Dataset rows
>>>>

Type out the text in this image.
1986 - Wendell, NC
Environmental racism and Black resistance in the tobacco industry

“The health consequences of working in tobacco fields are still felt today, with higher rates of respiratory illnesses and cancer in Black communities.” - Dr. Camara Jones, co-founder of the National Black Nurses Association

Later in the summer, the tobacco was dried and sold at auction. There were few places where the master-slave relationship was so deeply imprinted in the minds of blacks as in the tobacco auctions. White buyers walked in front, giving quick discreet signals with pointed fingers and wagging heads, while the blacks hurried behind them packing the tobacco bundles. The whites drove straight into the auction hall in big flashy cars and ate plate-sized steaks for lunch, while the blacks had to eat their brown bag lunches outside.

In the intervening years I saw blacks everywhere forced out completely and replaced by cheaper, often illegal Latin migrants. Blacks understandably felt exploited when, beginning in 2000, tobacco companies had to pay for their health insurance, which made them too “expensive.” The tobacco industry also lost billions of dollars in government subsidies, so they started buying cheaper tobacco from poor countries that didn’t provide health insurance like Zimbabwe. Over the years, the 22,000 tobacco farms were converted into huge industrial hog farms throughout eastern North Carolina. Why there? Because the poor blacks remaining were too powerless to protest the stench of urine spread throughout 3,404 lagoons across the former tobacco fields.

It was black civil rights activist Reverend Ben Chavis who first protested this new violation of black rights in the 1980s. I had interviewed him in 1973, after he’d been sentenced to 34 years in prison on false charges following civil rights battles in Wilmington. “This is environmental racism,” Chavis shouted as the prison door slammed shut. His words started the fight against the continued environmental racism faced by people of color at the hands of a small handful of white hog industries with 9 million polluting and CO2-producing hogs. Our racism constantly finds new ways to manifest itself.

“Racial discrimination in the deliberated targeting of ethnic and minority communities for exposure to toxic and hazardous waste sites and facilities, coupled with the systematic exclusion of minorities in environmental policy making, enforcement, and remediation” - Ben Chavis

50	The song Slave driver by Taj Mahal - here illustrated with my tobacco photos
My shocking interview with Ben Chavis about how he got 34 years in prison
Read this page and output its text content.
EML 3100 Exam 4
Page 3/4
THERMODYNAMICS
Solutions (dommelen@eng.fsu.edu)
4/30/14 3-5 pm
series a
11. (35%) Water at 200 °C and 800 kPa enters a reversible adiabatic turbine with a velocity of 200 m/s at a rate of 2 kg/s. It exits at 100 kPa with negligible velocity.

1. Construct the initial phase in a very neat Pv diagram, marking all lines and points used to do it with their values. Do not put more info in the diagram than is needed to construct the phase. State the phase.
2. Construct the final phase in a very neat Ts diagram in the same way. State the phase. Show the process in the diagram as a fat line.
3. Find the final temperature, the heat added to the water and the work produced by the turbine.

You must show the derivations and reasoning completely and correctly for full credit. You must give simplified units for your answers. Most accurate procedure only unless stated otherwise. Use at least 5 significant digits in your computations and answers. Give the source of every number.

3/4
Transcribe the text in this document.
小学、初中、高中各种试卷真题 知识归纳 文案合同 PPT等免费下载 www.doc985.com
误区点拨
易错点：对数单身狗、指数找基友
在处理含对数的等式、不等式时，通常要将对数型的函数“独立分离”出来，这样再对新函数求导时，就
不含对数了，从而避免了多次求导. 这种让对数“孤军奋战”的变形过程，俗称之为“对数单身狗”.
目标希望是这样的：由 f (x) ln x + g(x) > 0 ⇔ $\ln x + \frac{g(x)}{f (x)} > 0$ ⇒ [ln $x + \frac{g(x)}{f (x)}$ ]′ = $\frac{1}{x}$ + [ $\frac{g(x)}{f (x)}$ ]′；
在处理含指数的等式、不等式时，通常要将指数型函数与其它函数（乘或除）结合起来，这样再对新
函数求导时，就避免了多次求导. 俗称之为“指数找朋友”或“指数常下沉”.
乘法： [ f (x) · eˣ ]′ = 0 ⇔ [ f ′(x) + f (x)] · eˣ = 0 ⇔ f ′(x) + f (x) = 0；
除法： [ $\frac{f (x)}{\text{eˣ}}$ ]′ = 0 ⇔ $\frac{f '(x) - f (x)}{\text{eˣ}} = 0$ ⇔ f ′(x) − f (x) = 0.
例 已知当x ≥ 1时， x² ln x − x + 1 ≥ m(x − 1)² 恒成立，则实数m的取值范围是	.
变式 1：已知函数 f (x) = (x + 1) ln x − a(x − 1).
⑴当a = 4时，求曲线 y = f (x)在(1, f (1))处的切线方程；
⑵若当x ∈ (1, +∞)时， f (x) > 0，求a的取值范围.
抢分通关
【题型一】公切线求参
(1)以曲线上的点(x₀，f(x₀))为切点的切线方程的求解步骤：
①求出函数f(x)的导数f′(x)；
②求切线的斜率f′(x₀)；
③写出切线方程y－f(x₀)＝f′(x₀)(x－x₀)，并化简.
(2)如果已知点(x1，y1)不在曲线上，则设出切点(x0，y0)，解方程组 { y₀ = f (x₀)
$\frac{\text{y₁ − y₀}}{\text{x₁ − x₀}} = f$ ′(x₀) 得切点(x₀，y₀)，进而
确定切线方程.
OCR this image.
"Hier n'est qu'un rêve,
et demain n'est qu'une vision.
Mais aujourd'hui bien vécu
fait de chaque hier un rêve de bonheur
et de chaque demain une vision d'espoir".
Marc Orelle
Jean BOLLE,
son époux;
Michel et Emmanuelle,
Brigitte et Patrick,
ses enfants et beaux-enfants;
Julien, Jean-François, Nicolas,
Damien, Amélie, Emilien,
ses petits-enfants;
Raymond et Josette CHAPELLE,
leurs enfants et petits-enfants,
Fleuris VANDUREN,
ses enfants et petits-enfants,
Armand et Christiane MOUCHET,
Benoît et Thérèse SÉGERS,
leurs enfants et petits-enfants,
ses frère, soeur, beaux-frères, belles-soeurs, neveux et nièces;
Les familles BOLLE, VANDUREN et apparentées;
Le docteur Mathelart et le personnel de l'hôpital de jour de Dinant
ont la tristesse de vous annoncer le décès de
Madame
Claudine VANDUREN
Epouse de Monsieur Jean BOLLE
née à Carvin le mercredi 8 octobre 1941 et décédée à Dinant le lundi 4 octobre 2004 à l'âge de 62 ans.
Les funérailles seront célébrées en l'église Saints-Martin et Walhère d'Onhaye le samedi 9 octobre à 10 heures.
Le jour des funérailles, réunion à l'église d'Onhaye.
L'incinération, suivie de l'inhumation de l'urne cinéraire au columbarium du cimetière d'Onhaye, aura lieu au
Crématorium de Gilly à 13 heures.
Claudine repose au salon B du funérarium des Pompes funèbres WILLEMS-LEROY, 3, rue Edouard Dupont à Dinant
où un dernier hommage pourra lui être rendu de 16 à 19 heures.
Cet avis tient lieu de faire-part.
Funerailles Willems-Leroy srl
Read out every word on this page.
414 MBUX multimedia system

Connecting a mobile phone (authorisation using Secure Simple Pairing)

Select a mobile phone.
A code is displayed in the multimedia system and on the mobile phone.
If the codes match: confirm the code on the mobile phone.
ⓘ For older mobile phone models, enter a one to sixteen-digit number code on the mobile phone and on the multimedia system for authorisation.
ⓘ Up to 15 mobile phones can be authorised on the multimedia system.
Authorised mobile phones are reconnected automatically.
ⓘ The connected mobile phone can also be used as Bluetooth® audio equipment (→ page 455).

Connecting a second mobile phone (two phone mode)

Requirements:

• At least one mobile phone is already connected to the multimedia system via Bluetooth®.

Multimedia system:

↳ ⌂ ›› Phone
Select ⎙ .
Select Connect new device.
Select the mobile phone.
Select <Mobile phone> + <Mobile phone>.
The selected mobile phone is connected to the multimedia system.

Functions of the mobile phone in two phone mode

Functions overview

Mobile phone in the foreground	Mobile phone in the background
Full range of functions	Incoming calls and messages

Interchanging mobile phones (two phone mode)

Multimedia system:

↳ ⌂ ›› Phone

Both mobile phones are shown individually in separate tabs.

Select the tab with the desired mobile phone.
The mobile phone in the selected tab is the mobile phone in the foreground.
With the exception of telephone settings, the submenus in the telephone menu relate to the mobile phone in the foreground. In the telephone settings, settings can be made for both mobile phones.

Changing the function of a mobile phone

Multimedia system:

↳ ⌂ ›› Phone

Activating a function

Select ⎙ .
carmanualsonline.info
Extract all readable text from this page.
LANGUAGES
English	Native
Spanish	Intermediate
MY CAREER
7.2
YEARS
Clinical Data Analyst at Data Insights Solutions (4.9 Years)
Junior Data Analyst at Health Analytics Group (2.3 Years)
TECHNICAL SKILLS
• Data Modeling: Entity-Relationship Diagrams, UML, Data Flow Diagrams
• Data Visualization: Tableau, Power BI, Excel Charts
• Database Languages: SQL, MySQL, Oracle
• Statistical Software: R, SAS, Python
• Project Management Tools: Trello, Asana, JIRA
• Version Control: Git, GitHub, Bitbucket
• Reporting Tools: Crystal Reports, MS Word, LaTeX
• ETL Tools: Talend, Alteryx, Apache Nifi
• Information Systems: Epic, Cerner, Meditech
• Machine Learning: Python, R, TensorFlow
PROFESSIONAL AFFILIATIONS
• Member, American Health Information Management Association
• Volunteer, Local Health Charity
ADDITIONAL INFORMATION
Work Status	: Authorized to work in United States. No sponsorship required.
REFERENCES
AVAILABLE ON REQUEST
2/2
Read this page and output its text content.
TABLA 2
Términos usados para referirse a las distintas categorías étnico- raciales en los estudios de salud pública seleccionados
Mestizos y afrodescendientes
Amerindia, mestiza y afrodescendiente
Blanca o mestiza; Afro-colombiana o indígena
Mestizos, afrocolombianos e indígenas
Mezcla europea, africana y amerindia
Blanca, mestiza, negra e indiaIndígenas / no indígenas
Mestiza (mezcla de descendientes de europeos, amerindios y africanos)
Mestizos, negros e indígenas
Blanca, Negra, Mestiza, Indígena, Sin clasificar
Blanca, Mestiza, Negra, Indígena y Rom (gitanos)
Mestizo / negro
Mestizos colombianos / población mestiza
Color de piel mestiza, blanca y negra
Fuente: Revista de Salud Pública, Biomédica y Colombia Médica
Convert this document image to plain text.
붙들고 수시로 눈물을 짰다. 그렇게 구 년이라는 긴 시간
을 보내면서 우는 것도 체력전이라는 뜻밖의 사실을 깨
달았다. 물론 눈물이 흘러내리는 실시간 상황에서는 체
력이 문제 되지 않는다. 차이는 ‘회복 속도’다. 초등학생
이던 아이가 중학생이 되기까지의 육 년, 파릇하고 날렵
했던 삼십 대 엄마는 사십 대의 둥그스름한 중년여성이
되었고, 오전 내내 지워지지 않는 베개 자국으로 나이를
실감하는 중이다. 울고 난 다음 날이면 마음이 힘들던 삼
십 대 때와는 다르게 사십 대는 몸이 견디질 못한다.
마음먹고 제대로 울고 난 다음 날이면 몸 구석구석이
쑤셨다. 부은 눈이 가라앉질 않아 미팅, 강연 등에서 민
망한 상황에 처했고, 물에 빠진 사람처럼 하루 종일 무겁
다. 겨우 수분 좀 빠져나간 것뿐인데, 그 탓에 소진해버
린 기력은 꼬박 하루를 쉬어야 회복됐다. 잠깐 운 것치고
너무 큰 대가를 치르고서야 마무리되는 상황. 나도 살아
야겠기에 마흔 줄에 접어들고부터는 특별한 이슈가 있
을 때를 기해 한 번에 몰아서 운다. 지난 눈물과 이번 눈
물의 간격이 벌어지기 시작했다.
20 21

<<<<

Exercise objective: Using the records above, copy every line that has the word "code" in it.

Response to this task:
A code is displayed in the multimedia system and on the mobile phone.
If the codes match: confirm the code on the mobile phone.
ⓘ For older mobile phone models, enter a one to sixteen-digit number code on the mobile phone and on the multimedia system for authorisation.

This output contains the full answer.